### Record excerpts
—————

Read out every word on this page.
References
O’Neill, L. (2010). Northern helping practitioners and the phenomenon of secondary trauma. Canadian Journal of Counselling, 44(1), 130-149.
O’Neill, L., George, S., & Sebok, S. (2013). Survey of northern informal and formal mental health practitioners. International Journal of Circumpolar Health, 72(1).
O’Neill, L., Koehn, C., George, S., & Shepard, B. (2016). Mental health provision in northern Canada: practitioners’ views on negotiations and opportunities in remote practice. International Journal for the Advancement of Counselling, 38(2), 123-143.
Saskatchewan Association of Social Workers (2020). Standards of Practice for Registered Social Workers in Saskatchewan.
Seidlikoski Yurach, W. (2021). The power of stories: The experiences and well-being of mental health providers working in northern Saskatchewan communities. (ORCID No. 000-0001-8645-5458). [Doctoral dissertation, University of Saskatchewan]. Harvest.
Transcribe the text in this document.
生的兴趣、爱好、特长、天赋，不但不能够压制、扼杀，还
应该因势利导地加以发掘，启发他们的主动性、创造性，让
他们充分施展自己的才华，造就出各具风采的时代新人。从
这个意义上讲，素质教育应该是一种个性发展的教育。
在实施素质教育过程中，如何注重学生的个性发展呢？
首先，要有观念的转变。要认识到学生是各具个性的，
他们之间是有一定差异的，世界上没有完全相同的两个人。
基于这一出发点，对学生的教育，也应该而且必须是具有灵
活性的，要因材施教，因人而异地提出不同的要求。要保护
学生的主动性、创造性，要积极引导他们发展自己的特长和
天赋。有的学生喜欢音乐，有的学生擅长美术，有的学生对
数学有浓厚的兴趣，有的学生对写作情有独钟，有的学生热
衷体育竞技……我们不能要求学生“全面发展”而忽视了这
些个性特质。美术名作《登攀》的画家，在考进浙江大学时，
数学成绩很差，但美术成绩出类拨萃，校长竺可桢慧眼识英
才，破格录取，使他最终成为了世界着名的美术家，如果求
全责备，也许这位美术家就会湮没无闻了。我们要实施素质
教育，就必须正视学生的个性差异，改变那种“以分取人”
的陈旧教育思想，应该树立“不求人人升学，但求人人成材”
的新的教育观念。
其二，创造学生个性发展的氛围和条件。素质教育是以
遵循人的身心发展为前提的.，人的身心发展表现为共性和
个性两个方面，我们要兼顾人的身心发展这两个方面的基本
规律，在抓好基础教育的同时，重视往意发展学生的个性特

—————

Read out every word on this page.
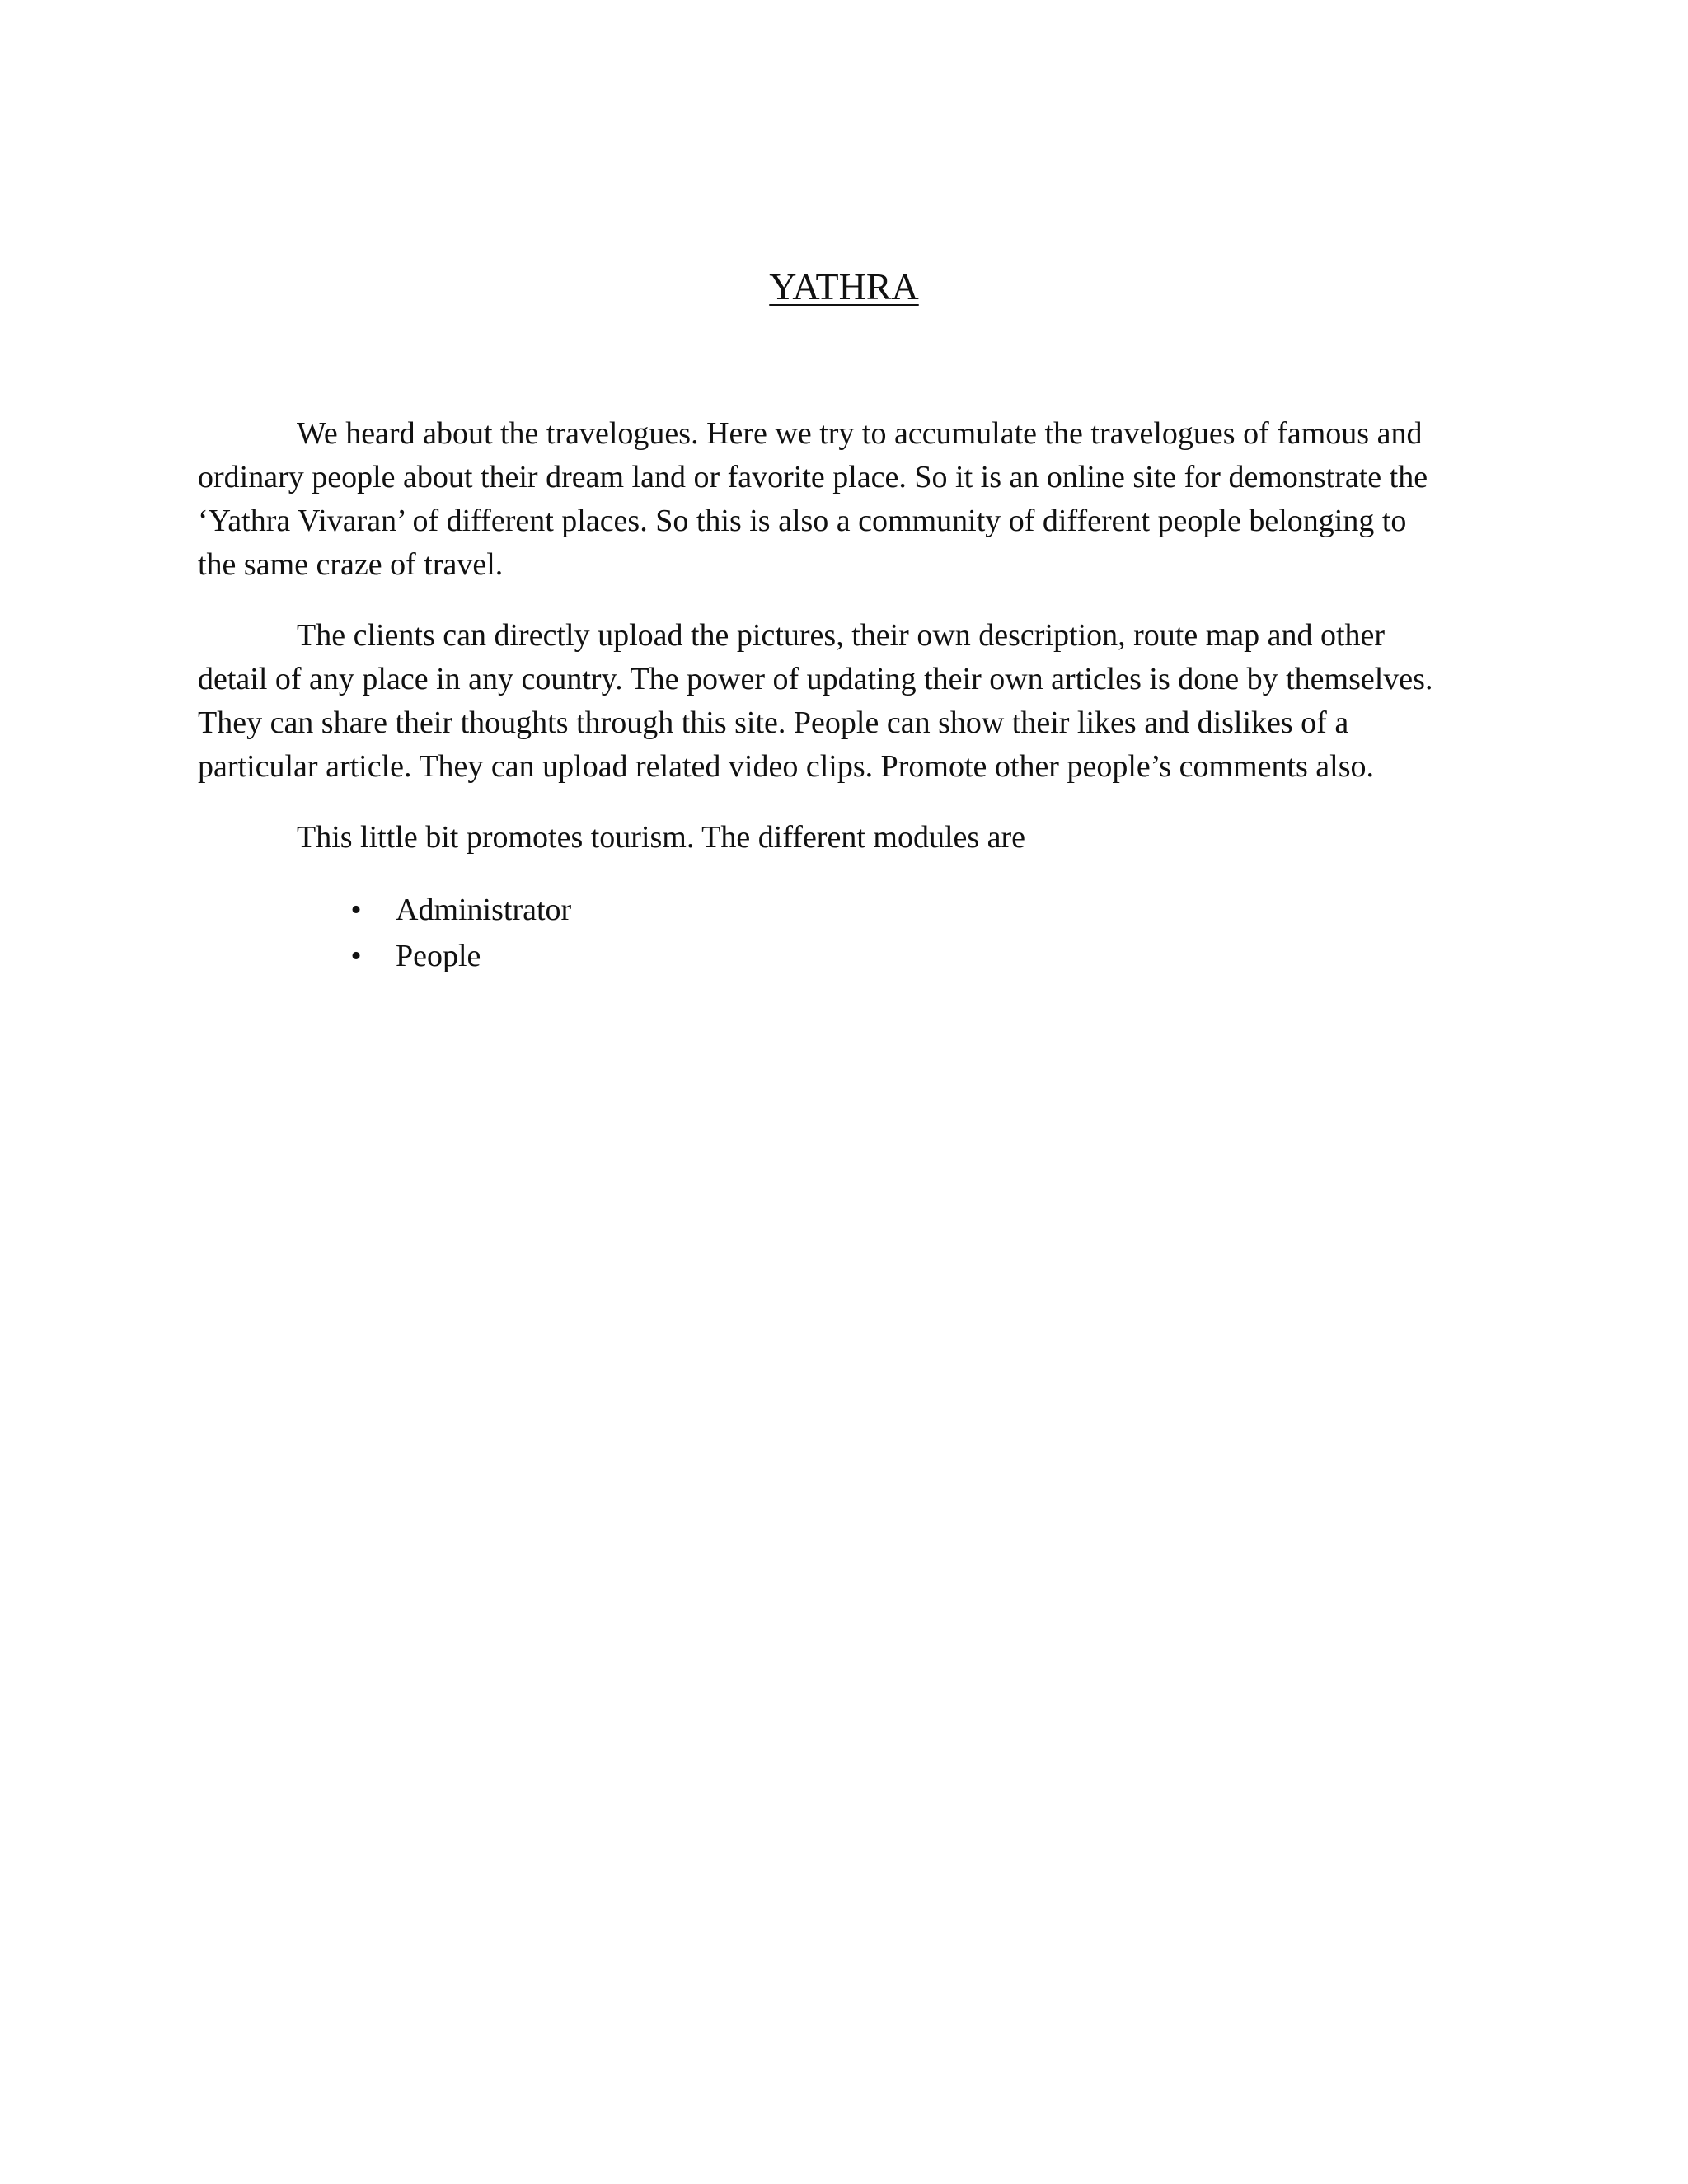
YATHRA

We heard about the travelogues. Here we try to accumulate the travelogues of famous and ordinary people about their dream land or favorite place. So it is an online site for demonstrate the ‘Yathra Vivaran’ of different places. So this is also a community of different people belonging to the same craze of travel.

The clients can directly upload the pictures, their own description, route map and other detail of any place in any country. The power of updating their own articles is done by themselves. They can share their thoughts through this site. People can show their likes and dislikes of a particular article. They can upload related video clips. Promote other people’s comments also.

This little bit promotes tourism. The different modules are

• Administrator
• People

—————

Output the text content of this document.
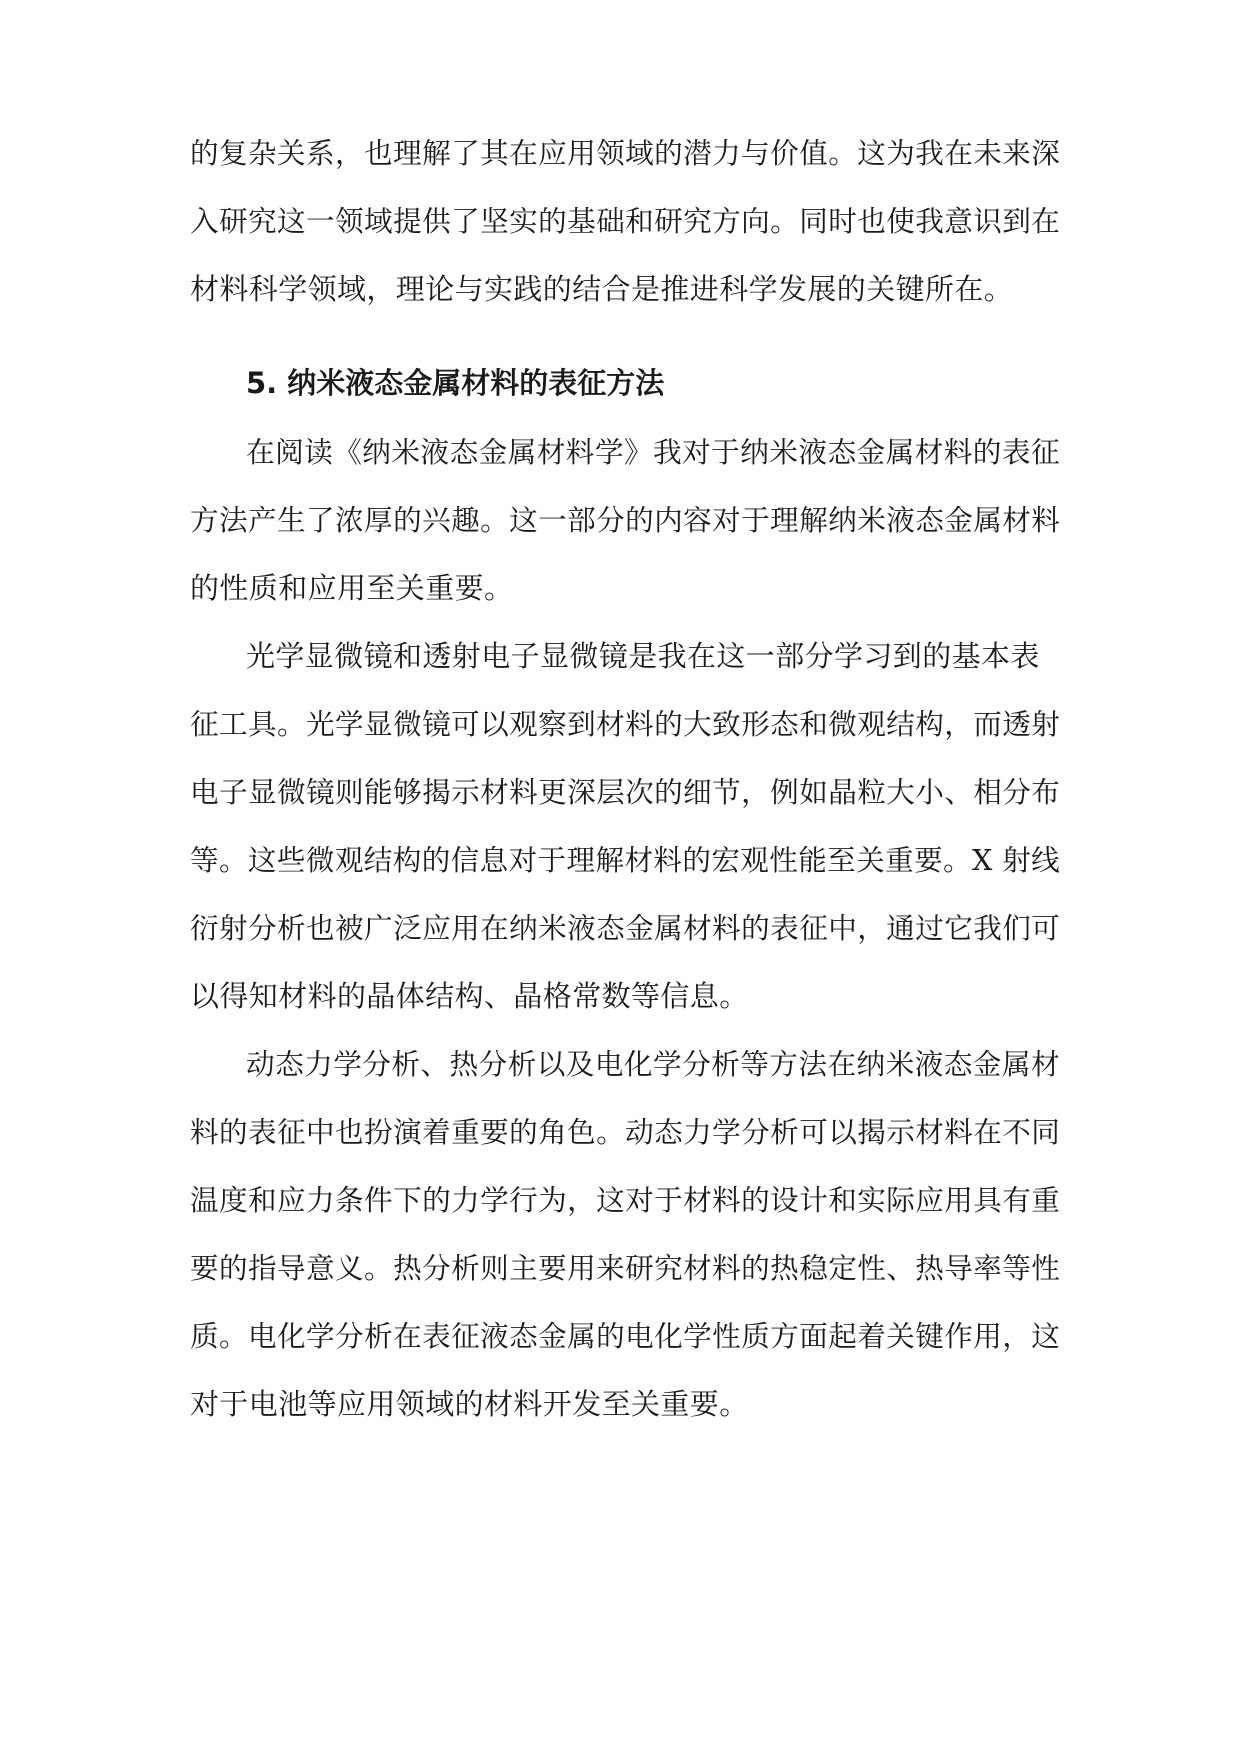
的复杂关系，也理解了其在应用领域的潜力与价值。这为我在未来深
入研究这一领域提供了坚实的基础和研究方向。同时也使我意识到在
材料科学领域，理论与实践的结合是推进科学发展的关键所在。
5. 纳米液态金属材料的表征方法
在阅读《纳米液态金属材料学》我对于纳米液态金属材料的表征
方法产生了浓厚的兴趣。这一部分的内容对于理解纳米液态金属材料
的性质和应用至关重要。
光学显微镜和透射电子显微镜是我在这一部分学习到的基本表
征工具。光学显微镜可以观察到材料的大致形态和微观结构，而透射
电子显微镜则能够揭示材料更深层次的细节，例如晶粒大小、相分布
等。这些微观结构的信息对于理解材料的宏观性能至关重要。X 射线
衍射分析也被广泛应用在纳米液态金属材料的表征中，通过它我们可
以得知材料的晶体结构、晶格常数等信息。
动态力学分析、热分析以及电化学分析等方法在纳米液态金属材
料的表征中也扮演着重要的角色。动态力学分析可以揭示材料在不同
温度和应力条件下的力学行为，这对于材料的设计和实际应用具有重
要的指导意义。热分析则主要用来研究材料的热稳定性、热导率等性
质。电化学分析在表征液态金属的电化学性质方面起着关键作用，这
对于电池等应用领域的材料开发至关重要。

—————

### Description of the task
Copy every line of the material in which the word "place" occurs.

### Result
We heard about the travelogues. Here we try to accumulate the travelogues of famous and ordinary people about their dream land or favorite place. So it is an online site for demonstrate the ‘Yathra Vivaran’ of different places. So this is also a community of different people belonging to the same craze of travel.
The clients can directly upload the pictures, their own description, route map and other detail of any place in any country. The power of updating their own articles is done by themselves. They can share their thoughts through this site. People can show their likes and dislikes of a particular article. They can upload related video clips. Promote other people’s comments also.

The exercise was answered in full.